Work to be completed - Write out the entries below once more, exactly.

Dataset excerpt:
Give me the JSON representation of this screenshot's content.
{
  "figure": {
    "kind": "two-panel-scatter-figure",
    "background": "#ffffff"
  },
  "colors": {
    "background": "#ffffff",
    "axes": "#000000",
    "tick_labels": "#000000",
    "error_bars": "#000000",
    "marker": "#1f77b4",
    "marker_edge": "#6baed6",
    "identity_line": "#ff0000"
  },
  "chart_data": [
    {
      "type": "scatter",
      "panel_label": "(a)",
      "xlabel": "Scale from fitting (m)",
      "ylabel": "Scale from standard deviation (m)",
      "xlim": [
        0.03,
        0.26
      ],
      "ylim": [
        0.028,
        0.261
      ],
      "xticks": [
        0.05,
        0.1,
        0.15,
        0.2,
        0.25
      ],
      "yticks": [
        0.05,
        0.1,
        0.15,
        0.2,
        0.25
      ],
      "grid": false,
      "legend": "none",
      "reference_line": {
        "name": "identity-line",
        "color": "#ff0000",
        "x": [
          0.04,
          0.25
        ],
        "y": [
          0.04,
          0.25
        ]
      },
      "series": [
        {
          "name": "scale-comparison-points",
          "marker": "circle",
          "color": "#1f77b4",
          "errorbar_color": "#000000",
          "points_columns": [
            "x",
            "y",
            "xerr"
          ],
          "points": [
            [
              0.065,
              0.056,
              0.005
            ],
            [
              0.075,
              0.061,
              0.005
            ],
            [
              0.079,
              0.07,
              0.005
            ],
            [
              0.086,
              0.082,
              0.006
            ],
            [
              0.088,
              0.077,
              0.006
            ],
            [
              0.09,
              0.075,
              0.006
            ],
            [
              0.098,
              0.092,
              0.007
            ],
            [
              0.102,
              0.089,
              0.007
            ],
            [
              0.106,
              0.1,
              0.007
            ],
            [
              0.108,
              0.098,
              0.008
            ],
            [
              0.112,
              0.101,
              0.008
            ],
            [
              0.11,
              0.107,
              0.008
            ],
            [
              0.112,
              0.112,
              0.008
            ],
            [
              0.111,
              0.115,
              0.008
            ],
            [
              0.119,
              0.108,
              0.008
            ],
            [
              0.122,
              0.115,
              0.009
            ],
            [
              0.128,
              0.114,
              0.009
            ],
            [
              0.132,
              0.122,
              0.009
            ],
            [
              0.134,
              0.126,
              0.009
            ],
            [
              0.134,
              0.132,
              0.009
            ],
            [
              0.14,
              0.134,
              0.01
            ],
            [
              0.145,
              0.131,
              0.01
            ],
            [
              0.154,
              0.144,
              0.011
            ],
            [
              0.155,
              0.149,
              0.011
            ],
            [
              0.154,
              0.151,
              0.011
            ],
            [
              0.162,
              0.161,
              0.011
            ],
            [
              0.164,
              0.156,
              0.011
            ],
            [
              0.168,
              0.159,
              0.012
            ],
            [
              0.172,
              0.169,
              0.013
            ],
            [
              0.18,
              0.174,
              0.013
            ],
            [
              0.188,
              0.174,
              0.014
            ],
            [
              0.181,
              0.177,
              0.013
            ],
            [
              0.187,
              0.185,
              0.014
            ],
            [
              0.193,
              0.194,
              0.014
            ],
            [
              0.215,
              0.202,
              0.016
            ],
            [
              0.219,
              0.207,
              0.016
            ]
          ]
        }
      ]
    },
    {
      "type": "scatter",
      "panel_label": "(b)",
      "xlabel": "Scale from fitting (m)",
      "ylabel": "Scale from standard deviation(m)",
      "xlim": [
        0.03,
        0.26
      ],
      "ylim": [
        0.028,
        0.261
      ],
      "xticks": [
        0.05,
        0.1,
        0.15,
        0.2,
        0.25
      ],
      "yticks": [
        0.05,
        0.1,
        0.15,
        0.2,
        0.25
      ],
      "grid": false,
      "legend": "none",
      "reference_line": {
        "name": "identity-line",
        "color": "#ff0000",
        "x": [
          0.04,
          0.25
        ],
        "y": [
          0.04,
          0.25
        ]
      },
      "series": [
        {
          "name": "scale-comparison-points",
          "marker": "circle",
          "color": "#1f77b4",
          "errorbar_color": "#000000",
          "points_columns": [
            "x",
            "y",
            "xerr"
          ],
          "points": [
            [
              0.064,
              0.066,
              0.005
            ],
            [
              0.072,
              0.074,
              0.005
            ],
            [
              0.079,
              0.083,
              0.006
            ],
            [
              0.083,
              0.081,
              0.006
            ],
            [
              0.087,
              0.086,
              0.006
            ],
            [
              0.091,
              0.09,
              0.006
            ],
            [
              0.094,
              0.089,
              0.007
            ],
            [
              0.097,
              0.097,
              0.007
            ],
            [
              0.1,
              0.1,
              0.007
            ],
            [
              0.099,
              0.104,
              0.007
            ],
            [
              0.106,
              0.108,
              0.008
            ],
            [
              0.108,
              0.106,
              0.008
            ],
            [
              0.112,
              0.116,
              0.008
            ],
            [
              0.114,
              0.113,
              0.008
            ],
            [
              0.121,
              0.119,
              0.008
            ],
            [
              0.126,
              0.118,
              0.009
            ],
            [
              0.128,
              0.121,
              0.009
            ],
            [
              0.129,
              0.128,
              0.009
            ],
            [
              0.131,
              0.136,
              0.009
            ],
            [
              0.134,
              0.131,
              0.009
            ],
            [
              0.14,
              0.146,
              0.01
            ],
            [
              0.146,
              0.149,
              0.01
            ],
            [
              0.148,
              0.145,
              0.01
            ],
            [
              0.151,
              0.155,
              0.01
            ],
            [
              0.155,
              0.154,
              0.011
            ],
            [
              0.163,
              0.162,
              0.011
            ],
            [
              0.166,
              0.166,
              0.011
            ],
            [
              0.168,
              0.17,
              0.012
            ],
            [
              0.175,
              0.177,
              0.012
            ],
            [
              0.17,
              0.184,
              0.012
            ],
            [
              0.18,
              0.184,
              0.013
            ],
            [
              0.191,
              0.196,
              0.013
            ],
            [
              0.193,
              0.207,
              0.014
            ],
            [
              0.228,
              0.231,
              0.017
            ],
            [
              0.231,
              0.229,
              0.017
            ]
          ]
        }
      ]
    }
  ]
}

Task solution -
Give me the JSON representation of this screenshot's content.
{
  "figure": {
    "kind": "two-panel-scatter-figure",
    "background": "#ffffff"
  },
  "colors": {
    "background": "#ffffff",
    "axes": "#000000",
    "tick_labels": "#000000",
    "error_bars": "#000000",
    "marker": "#1f77b4",
    "marker_edge": "#6baed6",
    "identity_line": "#ff0000"
  },
  "chart_data": [
    {
      "type": "scatter",
      "panel_label": "(a)",
      "xlabel": "Scale from fitting (m)",
      "ylabel": "Scale from standard deviation (m)",
      "xlim": [
        0.03,
        0.26
      ],
      "ylim": [
        0.028,
        0.261
      ],
      "xticks": [
        0.05,
        0.1,
        0.15,
        0.2,
        0.25
      ],
      "yticks": [
        0.05,
        0.1,
        0.15,
        0.2,
        0.25
      ],
      "grid": false,
      "legend": "none",
      "reference_line": {
        "name": "identity-line",
        "color": "#ff0000",
        "x": [
          0.04,
          0.25
        ],
        "y": [
          0.04,
          0.25
        ]
      },
      "series": [
        {
          "name": "scale-comparison-points",
          "marker": "circle",
          "color": "#1f77b4",
          "errorbar_color": "#000000",
          "points_columns": [
            "x",
            "y",
            "xerr"
          ],
          "points": [
            [
              0.065,
              0.056,
              0.005
            ],
            [
              0.075,
              0.061,
              0.005
            ],
            [
              0.079,
              0.07,
              0.005
            ],
            [
              0.086,
              0.082,
              0.006
            ],
            [
              0.088,
              0.077,
              0.006
            ],
            [
              0.09,
              0.075,
              0.006
            ],
            [
              0.098,
              0.092,
              0.007
            ],
            [
              0.102,
              0.089,
              0.007
            ],
            [
              0.106,
              0.1,
              0.007
            ],
            [
              0.108,
              0.098,
              0.008
            ],
            [
              0.112,
              0.101,
              0.008
            ],
            [
              0.11,
              0.107,
              0.008
            ],
            [
              0.112,
              0.112,
              0.008
            ],
            [
              0.111,
              0.115,
              0.008
            ],
            [
              0.119,
              0.108,
              0.008
            ],
            [
              0.122,
              0.115,
              0.009
            ],
            [
              0.128,
              0.114,
              0.009
            ],
            [
              0.132,
              0.122,
              0.009
            ],
            [
              0.134,
              0.126,
              0.009
            ],
            [
              0.134,
              0.132,
              0.009
            ],
            [
              0.14,
              0.134,
              0.01
            ],
            [
              0.145,
              0.131,
              0.01
            ],
            [
              0.154,
              0.144,
              0.011
            ],
            [
              0.155,
              0.149,
              0.011
            ],
            [
              0.154,
              0.151,
              0.011
            ],
            [
              0.162,
              0.161,
              0.011
            ],
            [
              0.164,
              0.156,
              0.011
            ],
            [
              0.168,
              0.159,
              0.012
            ],
            [
              0.172,
              0.169,
              0.013
            ],
            [
              0.18,
              0.174,
              0.013
            ],
            [
              0.188,
              0.174,
              0.014
            ],
            [
              0.181,
              0.177,
              0.013
            ],
            [
              0.187,
              0.185,
              0.014
            ],
            [
              0.193,
              0.194,
              0.014
            ],
            [
              0.215,
              0.202,
              0.016
            ],
            [
              0.219,
              0.207,
              0.016
            ]
          ]
        }
      ]
    },
    {
      "type": "scatter",
      "panel_label": "(b)",
      "xlabel": "Scale from fitting (m)",
      "ylabel": "Scale from standard deviation(m)",
      "xlim": [
        0.03,
        0.26
      ],
      "ylim": [
        0.028,
        0.261
      ],
      "xticks": [
        0.05,
        0.1,
        0.15,
        0.2,
        0.25
      ],
      "yticks": [
        0.05,
        0.1,
        0.15,
        0.2,
        0.25
      ],
      "grid": false,
      "legend": "none",
      "reference_line": {
        "name": "identity-line",
        "color": "#ff0000",
        "x": [
          0.04,
          0.25
        ],
        "y": [
          0.04,
          0.25
        ]
      },
      "series": [
        {
          "name": "scale-comparison-points",
          "marker": "circle",
          "color": "#1f77b4",
          "errorbar_color": "#000000",
          "points_columns": [
            "x",
            "y",
            "xerr"
          ],
          "points": [
            [
              0.064,
              0.066,
              0.005
            ],
            [
              0.072,
              0.074,
              0.005
            ],
            [
              0.079,
              0.083,
              0.006
            ],
            [
              0.083,
              0.081,
              0.006
            ],
            [
              0.087,
              0.086,
              0.006
            ],
            [
              0.091,
              0.09,
              0.006
            ],
            [
              0.094,
              0.089,
              0.007
            ],
            [
              0.097,
              0.097,
              0.007
            ],
            [
              0.1,
              0.1,
              0.007
            ],
            [
              0.099,
              0.104,
              0.007
            ],
            [
              0.106,
              0.108,
              0.008
            ],
            [
              0.108,
              0.106,
              0.008
            ],
            [
              0.112,
              0.116,
              0.008
            ],
            [
              0.114,
              0.113,
              0.008
            ],
            [
              0.121,
              0.119,
              0.008
            ],
            [
              0.126,
              0.118,
              0.009
            ],
            [
              0.128,
              0.121,
              0.009
            ],
            [
              0.129,
              0.128,
              0.009
            ],
            [
              0.131,
              0.136,
              0.009
            ],
            [
              0.134,
              0.131,
              0.009
            ],
            [
              0.14,
              0.146,
              0.01
            ],
            [
              0.146,
              0.149,
              0.01
            ],
            [
              0.148,
              0.145,
              0.01
            ],
            [
              0.151,
              0.155,
              0.01
            ],
            [
              0.155,
              0.154,
              0.011
            ],
            [
              0.163,
              0.162,
              0.011
            ],
            [
              0.166,
              0.166,
              0.011
            ],
            [
              0.168,
              0.17,
              0.012
            ],
            [
              0.175,
              0.177,
              0.012
            ],
            [
              0.17,
              0.184,
              0.012
            ],
            [
              0.18,
              0.184,
              0.013
            ],
            [
              0.191,
              0.196,
              0.013
            ],
            [
              0.193,
              0.207,
              0.014
            ],
            [
              0.228,
              0.231,
              0.017
            ],
            [
              0.231,
              0.229,
              0.017
            ]
          ]
        }
      ]
    }
  ]
}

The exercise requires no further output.